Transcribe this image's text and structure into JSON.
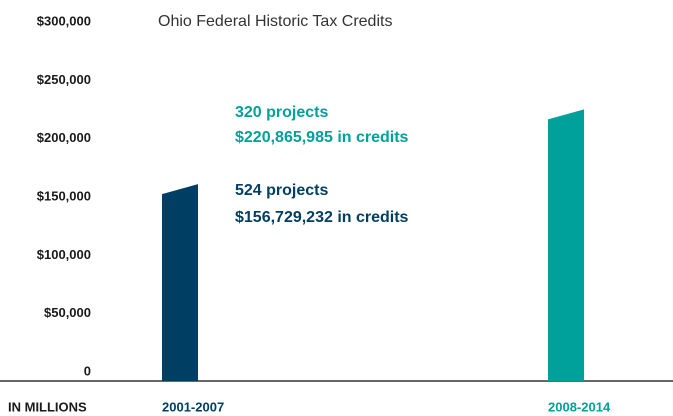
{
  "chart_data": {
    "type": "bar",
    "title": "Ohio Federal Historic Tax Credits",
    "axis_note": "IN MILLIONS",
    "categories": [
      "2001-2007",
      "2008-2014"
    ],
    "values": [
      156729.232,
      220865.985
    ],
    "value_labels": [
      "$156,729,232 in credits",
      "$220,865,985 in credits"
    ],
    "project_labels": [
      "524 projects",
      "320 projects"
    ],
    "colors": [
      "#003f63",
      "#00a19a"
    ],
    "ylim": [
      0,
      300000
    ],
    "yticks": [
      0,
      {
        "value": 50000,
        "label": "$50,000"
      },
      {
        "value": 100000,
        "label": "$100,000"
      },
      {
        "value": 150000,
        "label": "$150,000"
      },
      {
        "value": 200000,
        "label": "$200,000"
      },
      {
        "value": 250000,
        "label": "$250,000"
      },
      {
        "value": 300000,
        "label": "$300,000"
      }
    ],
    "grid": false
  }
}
--------
◆ AIM ◆
In the copy, include all records verbatim but no images.

◆ THE SOLUTION ◆
Transcribe this image's text and structure into JSON.
{
  "chart_data": {
    "type": "bar",
    "title": "Ohio Federal Historic Tax Credits",
    "axis_note": "IN MILLIONS",
    "categories": [
      "2001-2007",
      "2008-2014"
    ],
    "values": [
      156729.232,
      220865.985
    ],
    "value_labels": [
      "$156,729,232 in credits",
      "$220,865,985 in credits"
    ],
    "project_labels": [
      "524 projects",
      "320 projects"
    ],
    "colors": [
      "#003f63",
      "#00a19a"
    ],
    "ylim": [
      0,
      300000
    ],
    "yticks": [
      0,
      {
        "value": 50000,
        "label": "$50,000"
      },
      {
        "value": 100000,
        "label": "$100,000"
      },
      {
        "value": 150000,
        "label": "$150,000"
      },
      {
        "value": 200000,
        "label": "$200,000"
      },
      {
        "value": 250000,
        "label": "$250,000"
      },
      {
        "value": 300000,
        "label": "$300,000"
      }
    ],
    "grid": false
  }
}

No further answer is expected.